TASK TO COMPLETE
Quote every line of the material beneath this one.

STORED DATA
START

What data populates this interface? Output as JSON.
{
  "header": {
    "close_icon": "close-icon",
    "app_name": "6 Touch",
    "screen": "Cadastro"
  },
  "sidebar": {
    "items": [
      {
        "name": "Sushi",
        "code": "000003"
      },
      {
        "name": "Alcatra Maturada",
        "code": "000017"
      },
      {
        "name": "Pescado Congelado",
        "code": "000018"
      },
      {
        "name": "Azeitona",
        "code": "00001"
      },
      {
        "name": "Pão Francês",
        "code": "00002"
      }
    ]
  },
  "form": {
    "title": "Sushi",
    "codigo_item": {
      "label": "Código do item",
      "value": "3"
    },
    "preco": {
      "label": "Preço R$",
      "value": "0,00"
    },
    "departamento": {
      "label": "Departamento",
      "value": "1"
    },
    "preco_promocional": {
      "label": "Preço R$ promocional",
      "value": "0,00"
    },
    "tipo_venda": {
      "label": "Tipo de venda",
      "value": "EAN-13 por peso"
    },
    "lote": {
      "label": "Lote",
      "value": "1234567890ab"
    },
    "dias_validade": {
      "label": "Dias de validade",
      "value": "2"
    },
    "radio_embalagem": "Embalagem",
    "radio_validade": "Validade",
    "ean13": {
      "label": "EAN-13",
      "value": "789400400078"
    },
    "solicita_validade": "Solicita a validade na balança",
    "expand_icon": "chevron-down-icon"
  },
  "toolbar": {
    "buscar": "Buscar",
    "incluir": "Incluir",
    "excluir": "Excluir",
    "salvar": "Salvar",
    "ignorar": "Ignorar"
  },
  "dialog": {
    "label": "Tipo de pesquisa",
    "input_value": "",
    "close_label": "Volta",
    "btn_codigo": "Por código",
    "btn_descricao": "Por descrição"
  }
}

END

FINISHED TASK
What data populates this interface? Output as JSON.
{
  "header": {
    "close_icon": "close-icon",
    "app_name": "6 Touch",
    "screen": "Cadastro"
  },
  "sidebar": {
    "items": [
      {
        "name": "Sushi",
        "code": "000003"
      },
      {
        "name": "Alcatra Maturada",
        "code": "000017"
      },
      {
        "name": "Pescado Congelado",
        "code": "000018"
      },
      {
        "name": "Azeitona",
        "code": "00001"
      },
      {
        "name": "Pão Francês",
        "code": "00002"
      }
    ]
  },
  "form": {
    "title": "Sushi",
    "codigo_item": {
      "label": "Código do item",
      "value": "3"
    },
    "preco": {
      "label": "Preço R$",
      "value": "0,00"
    },
    "departamento": {
      "label": "Departamento",
      "value": "1"
    },
    "preco_promocional": {
      "label": "Preço R$ promocional",
      "value": "0,00"
    },
    "tipo_venda": {
      "label": "Tipo de venda",
      "value": "EAN-13 por peso"
    },
    "lote": {
      "label": "Lote",
      "value": "1234567890ab"
    },
    "dias_validade": {
      "label": "Dias de validade",
      "value": "2"
    },
    "radio_embalagem": "Embalagem",
    "radio_validade": "Validade",
    "ean13": {
      "label": "EAN-13",
      "value": "789400400078"
    },
    "solicita_validade": "Solicita a validade na balança",
    "expand_icon": "chevron-down-icon"
  },
  "toolbar": {
    "buscar": "Buscar",
    "incluir": "Incluir",
    "excluir": "Excluir",
    "salvar": "Salvar",
    "ignorar": "Ignorar"
  },
  "dialog": {
    "label": "Tipo de pesquisa",
    "input_value": "",
    "close_label": "Volta",
    "btn_codigo": "Por código",
    "btn_descricao": "Por descrição"
  }
}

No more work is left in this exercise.